*Texte fourni:*
========================================================================
[Chronique] La cité diaphane, d’Anouck Faure

la cité diaphane
« Mes forces me quittent, mon temps arrive à son terme. Si je peux formuler un dernier vœu : que nul ne revienne jamais ici. Ce que le mal n’a pas détruit, puissent le temps et l’oubli le réduire en poussière. Puissent les démons sortir de leur torpeur et ravager ces terres une bonne fois pour toutes. Puisse Roche-Étoile disparaître et demeurer notre tombeau. »


 
couv50202803
La cité diaphane
Autrice (et illustrations intérieures) :
Anouck Faure
Illustration de couverture : Xavier Collette 
Maisons d’édition : Argyll
Genre : Fantasy
Date de publication française : 3 février 2023
Nombre de pages : 258
Prix : 10,99 € (numérique) / 21,90 € (broché)
========================================================================
*Exercice écrit 1:* Recopiez fidèlement les lignes du listing, depuis la ligne contenant « volume-bar (763, 513, 765, 526) » jusqu'à la ligne contenant « split-badge-label: S (686, 508, 693, 519) », ces deux lignes incluses.
Le texte et le listing ne présentent aucun lien entre eux.

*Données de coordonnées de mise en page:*
========================================================================
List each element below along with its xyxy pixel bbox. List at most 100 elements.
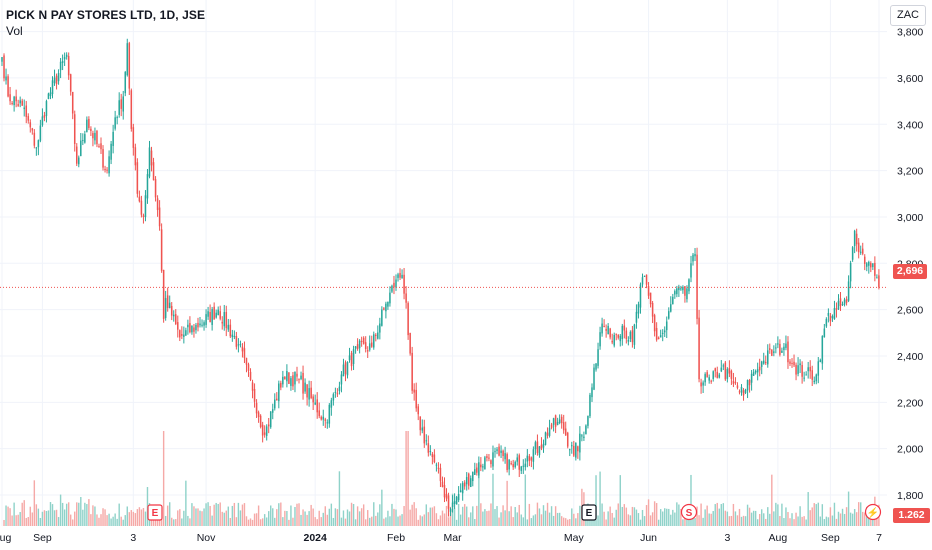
volume-bar (763, 513, 765, 526)
volume-bar (609, 506, 611, 526)
volume-bar (724, 510, 727, 526)
volume-bar (470, 512, 472, 526)
volume-bar (270, 505, 272, 526)
volume-bar (49, 502, 52, 526)
volume-bar (379, 504, 381, 526)
volume-bar (217, 503, 219, 526)
volume-bar (346, 509, 349, 526)
candle-body (688, 279, 690, 292)
volume-bar (546, 502, 549, 526)
candle-body (209, 311, 211, 323)
volume-bar (558, 512, 561, 526)
volume-bar (843, 513, 846, 526)
volume-bar (316, 519, 318, 526)
candle-body (308, 388, 310, 400)
candle-body (740, 387, 743, 393)
candle-body (607, 325, 609, 335)
price-axis-tick-label: 1,800 (897, 490, 923, 502)
candle-body (11, 102, 13, 104)
candle-body (512, 463, 514, 468)
volume-bar (259, 519, 262, 526)
candle-body (443, 484, 446, 498)
candle-body (625, 330, 628, 339)
event-marker-earnings[interactable]: E (581, 504, 597, 521)
candle-body (261, 424, 264, 436)
candle-body (835, 308, 838, 310)
event-marker-dividend[interactable]: ⚡ (864, 503, 882, 521)
volume-bar (730, 515, 733, 526)
volume-bar (300, 514, 302, 526)
candle-body (217, 309, 219, 316)
currency-button[interactable]: ZAC (890, 5, 926, 26)
volume-bar (457, 503, 460, 526)
volume-bar (239, 510, 242, 526)
volume-bar (678, 504, 680, 526)
volume-bar (472, 506, 474, 526)
earnings-badge-label: E (152, 508, 159, 519)
volume-bar (21, 502, 23, 526)
volume-bar (86, 504, 88, 526)
volume-bar (494, 509, 496, 526)
candle-body (239, 344, 242, 346)
volume-indicator-label[interactable]: Vol (6, 24, 23, 38)
volume-bar (841, 508, 844, 526)
candle-body (177, 322, 179, 330)
volume-bar (63, 509, 66, 526)
candle-body (150, 150, 153, 166)
volume-bar (803, 516, 805, 526)
candle-body (538, 446, 541, 456)
split-badge-label: S (686, 508, 693, 519)
candle-body (235, 336, 238, 347)
candle-body (304, 382, 306, 392)
volume-bar (112, 516, 114, 526)
candle-body (205, 314, 207, 325)
candle-body (59, 61, 62, 71)
volume-bar (855, 512, 858, 526)
price-axis-tick-label: 3,200 (897, 166, 923, 178)
earnings-badge-label: E (586, 508, 593, 519)
candle-body (41, 116, 44, 126)
candle-body (330, 400, 333, 408)
candle-body (156, 198, 159, 210)
volume-bar (674, 512, 676, 526)
event-marker-earnings[interactable]: E (147, 504, 163, 521)
candle-body (718, 374, 721, 378)
candle-body (694, 254, 696, 257)
symbol-title[interactable]: PICK N PAY STORES LTD, 1D, JSE (6, 8, 206, 22)
volume-bar (348, 511, 351, 526)
candle-body (682, 286, 684, 291)
event-marker-split[interactable]: S (680, 503, 698, 521)
volume-bar (659, 509, 662, 526)
volume-bar (599, 471, 601, 526)
candle-body (754, 370, 757, 373)
volume-bar (237, 502, 240, 526)
candle-body (168, 302, 171, 309)
candle-body (831, 316, 834, 319)
time-axis-tick-label: Sep (33, 532, 52, 544)
volume-bar (356, 506, 359, 526)
candle-body (813, 380, 816, 383)
volume-bar (381, 489, 383, 526)
volume-bar (777, 504, 779, 526)
volume-bar (625, 507, 628, 526)
volume-bar (132, 511, 135, 526)
candle-body (659, 335, 662, 338)
candle-body (241, 346, 244, 352)
candle-body (613, 334, 615, 346)
candle-body (764, 361, 767, 364)
volume-bar (100, 514, 102, 526)
volume-bar (532, 515, 535, 526)
volume-bar (603, 511, 605, 526)
volume-bar (171, 517, 173, 526)
split-badge (680, 503, 698, 521)
volume-bar (358, 511, 361, 526)
candle-body (506, 454, 508, 470)
volume-bar (207, 502, 209, 526)
volume-bar (74, 511, 76, 526)
candle-body (730, 370, 733, 379)
volume-bar (528, 503, 531, 526)
candle-body (556, 421, 559, 425)
volume-bar (354, 519, 357, 526)
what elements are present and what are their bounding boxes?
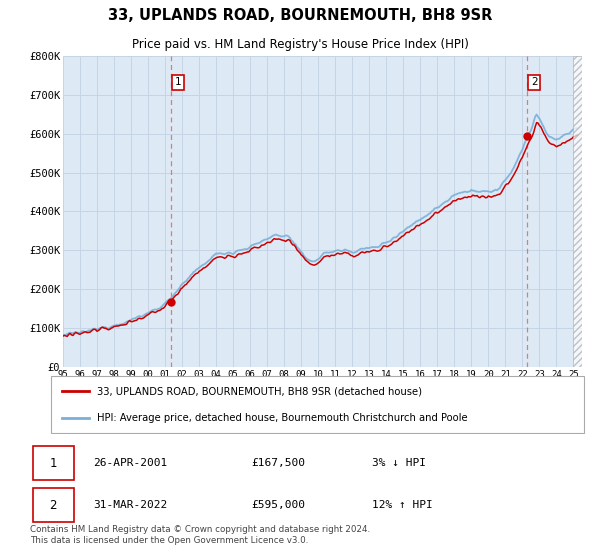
========================================================================
*Exercice écrit 2:* D'après la chronique, qui a réalisé l'illustration de couverture de *La cité diaphane* ?

*Réponse complète 1:*
volume-bar (763, 513, 765, 526)
volume-bar (609, 506, 611, 526)
volume-bar (724, 510, 727, 526)
volume-bar (470, 512, 472, 526)
volume-bar (270, 505, 272, 526)
volume-bar (49, 502, 52, 526)
volume-bar (379, 504, 381, 526)
volume-bar (217, 503, 219, 526)
volume-bar (346, 509, 349, 526)
candle-body (688, 279, 690, 292)
volume-bar (546, 502, 549, 526)
candle-body (209, 311, 211, 323)
volume-bar (558, 512, 561, 526)
volume-bar (843, 513, 846, 526)
volume-bar (316, 519, 318, 526)
candle-body (308, 388, 310, 400)
candle-body (740, 387, 743, 393)
candle-body (607, 325, 609, 335)
price-axis-tick-label: 1,800 (897, 490, 923, 502)
candle-body (11, 102, 13, 104)
candle-body (512, 463, 514, 468)
volume-bar (259, 519, 262, 526)
candle-body (443, 484, 446, 498)
candle-body (625, 330, 628, 339)
event-marker-earnings[interactable]: E (581, 504, 597, 521)
candle-body (261, 424, 264, 436)
candle-body (835, 308, 838, 310)
event-marker-dividend[interactable]: ⚡ (864, 503, 882, 521)
volume-bar (730, 515, 733, 526)
volume-bar (300, 514, 302, 526)
candle-body (217, 309, 219, 316)
currency-button[interactable]: ZAC (890, 5, 926, 26)
volume-bar (457, 503, 460, 526)
volume-bar (239, 510, 242, 526)
volume-bar (678, 504, 680, 526)
volume-bar (472, 506, 474, 526)
earnings-badge-label: E (152, 508, 159, 519)
volume-bar (21, 502, 23, 526)
volume-bar (86, 504, 88, 526)
volume-bar (494, 509, 496, 526)
candle-body (239, 344, 242, 346)
volume-indicator-label[interactable]: Vol (6, 24, 23, 38)
volume-bar (841, 508, 844, 526)
candle-body (177, 322, 179, 330)
volume-bar (63, 509, 66, 526)
candle-body (150, 150, 153, 166)
volume-bar (803, 516, 805, 526)
candle-body (538, 446, 541, 456)
split-badge-label: S (686, 508, 693, 519)

*Réponse complète 2:* Xavier Collette.